Each line containing the word "JSON" should be found and copied.

◇ ◇ ◇

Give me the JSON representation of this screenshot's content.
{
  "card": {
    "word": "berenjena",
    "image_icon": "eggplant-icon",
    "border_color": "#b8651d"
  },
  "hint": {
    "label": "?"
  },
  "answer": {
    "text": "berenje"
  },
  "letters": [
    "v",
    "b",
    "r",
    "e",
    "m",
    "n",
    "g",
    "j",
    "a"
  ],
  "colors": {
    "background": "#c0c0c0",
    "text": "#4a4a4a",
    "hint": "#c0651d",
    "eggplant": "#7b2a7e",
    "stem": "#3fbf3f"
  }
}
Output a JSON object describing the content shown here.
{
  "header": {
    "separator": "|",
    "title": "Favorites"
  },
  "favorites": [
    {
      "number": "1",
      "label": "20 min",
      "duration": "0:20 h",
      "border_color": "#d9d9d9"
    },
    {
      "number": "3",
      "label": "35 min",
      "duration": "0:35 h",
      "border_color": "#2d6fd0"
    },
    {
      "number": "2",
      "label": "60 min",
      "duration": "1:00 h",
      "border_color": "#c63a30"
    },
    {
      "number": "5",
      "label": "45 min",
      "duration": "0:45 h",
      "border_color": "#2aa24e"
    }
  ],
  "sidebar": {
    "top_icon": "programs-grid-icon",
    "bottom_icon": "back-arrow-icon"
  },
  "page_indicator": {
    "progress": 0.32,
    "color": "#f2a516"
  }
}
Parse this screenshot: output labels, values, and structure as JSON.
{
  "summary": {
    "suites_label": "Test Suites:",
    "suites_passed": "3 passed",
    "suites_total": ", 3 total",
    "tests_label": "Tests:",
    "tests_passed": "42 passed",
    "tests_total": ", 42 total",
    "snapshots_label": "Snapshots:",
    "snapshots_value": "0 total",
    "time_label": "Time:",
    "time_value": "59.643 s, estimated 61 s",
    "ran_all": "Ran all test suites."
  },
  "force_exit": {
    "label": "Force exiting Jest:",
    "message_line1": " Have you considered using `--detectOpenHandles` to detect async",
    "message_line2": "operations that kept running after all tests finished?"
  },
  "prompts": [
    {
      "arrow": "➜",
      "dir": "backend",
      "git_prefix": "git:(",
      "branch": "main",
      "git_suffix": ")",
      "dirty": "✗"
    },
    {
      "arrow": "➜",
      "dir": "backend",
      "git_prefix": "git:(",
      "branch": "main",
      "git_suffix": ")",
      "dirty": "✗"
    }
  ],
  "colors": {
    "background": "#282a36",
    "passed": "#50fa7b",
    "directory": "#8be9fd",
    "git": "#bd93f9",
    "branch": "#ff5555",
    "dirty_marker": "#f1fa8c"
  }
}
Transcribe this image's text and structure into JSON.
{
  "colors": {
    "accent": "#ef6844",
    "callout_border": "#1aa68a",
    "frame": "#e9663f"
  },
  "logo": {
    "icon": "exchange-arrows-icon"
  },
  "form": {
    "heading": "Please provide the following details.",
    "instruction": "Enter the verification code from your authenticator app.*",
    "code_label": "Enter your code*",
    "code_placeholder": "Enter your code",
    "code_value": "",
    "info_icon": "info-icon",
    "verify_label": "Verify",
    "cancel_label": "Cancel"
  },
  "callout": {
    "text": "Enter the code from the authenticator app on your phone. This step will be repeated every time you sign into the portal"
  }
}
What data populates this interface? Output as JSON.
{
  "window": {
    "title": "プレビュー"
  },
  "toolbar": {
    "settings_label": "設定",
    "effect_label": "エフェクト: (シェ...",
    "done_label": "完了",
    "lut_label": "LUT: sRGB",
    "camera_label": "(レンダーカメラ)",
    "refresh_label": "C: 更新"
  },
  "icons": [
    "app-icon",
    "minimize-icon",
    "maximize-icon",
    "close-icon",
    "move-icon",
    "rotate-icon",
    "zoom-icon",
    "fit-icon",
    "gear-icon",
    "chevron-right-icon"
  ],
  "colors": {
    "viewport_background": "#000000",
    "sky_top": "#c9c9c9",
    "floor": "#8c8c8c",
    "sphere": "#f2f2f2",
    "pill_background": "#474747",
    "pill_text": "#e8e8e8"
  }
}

◇ ◇ ◇

- WRITTEN ANSWER
Give me the JSON representation of this screenshot's content.
Output a JSON object describing the content shown here.
Parse this screenshot: output labels, values, and structure as JSON.
Transcribe this image's text and structure into JSON.
What data populates this interface? Output as JSON.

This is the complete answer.